Raw records:
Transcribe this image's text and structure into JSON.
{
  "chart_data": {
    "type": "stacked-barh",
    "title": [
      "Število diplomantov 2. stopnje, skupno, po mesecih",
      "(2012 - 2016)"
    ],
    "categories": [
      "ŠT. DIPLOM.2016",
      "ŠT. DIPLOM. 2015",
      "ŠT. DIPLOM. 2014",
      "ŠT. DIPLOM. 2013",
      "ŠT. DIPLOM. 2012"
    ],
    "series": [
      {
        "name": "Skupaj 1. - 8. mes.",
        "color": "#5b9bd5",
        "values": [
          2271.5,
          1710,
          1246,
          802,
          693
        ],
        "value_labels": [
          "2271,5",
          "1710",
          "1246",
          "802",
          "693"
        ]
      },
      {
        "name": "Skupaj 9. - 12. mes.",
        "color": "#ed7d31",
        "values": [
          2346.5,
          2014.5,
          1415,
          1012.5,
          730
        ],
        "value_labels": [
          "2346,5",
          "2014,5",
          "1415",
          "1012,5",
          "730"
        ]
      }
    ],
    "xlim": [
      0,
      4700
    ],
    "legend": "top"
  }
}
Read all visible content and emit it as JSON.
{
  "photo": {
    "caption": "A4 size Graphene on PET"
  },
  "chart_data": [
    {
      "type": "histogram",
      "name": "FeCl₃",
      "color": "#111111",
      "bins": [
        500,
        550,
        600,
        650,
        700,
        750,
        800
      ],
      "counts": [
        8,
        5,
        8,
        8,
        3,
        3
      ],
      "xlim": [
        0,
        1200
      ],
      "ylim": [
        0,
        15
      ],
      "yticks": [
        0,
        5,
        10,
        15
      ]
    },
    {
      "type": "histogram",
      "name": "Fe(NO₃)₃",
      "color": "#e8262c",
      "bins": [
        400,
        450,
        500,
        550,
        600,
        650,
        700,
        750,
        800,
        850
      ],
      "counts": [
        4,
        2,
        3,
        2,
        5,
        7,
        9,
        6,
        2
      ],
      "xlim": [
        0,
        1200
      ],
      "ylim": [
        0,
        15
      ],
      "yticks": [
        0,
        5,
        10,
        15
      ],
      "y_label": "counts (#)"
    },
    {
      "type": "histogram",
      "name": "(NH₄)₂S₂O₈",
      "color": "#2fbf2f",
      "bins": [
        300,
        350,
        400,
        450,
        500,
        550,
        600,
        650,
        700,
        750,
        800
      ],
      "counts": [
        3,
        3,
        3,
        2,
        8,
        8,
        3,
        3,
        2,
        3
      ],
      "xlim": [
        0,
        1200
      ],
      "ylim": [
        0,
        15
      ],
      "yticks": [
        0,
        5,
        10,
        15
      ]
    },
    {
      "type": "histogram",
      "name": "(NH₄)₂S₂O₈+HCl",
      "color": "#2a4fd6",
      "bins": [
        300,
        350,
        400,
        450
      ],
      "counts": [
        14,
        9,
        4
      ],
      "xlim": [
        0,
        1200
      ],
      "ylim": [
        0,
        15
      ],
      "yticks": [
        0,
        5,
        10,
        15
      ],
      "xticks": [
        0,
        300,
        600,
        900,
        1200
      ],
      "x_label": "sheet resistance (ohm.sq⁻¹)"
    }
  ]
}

Exercise objective:
Repeat every entry word for word.

Answer below:
Transcribe this image's text and structure into JSON.
{
  "chart_data": {
    "type": "stacked-barh",
    "title": [
      "Število diplomantov 2. stopnje, skupno, po mesecih",
      "(2012 - 2016)"
    ],
    "categories": [
      "ŠT. DIPLOM.2016",
      "ŠT. DIPLOM. 2015",
      "ŠT. DIPLOM. 2014",
      "ŠT. DIPLOM. 2013",
      "ŠT. DIPLOM. 2012"
    ],
    "series": [
      {
        "name": "Skupaj 1. - 8. mes.",
        "color": "#5b9bd5",
        "values": [
          2271.5,
          1710,
          1246,
          802,
          693
        ],
        "value_labels": [
          "2271,5",
          "1710",
          "1246",
          "802",
          "693"
        ]
      },
      {
        "name": "Skupaj 9. - 12. mes.",
        "color": "#ed7d31",
        "values": [
          2346.5,
          2014.5,
          1415,
          1012.5,
          730
        ],
        "value_labels": [
          "2346,5",
          "2014,5",
          "1415",
          "1012,5",
          "730"
        ]
      }
    ],
    "xlim": [
      0,
      4700
    ],
    "legend": "top"
  }
}
Read all visible content and emit it as JSON.
{
  "photo": {
    "caption": "A4 size Graphene on PET"
  },
  "chart_data": [
    {
      "type": "histogram",
      "name": "FeCl₃",
      "color": "#111111",
      "bins": [
        500,
        550,
        600,
        650,
        700,
        750,
        800
      ],
      "counts": [
        8,
        5,
        8,
        8,
        3,
        3
      ],
      "xlim": [
        0,
        1200
      ],
      "ylim": [
        0,
        15
      ],
      "yticks": [
        0,
        5,
        10,
        15
      ]
    },
    {
      "type": "histogram",
      "name": "Fe(NO₃)₃",
      "color": "#e8262c",
      "bins": [
        400,
        450,
        500,
        550,
        600,
        650,
        700,
        750,
        800,
        850
      ],
      "counts": [
        4,
        2,
        3,
        2,
        5,
        7,
        9,
        6,
        2
      ],
      "xlim": [
        0,
        1200
      ],
      "ylim": [
        0,
        15
      ],
      "yticks": [
        0,
        5,
        10,
        15
      ],
      "y_label": "counts (#)"
    },
    {
      "type": "histogram",
      "name": "(NH₄)₂S₂O₈",
      "color": "#2fbf2f",
      "bins": [
        300,
        350,
        400,
        450,
        500,
        550,
        600,
        650,
        700,
        750,
        800
      ],
      "counts": [
        3,
        3,
        3,
        2,
        8,
        8,
        3,
        3,
        2,
        3
      ],
      "xlim": [
        0,
        1200
      ],
      "ylim": [
        0,
        15
      ],
      "yticks": [
        0,
        5,
        10,
        15
      ]
    },
    {
      "type": "histogram",
      "name": "(NH₄)₂S₂O₈+HCl",
      "color": "#2a4fd6",
      "bins": [
        300,
        350,
        400,
        450
      ],
      "counts": [
        14,
        9,
        4
      ],
      "xlim": [
        0,
        1200
      ],
      "ylim": [
        0,
        15
      ],
      "yticks": [
        0,
        5,
        10,
        15
      ],
      "xticks": [
        0,
        300,
        600,
        900,
        1200
      ],
      "x_label": "sheet resistance (ohm.sq⁻¹)"
    }
  ]
}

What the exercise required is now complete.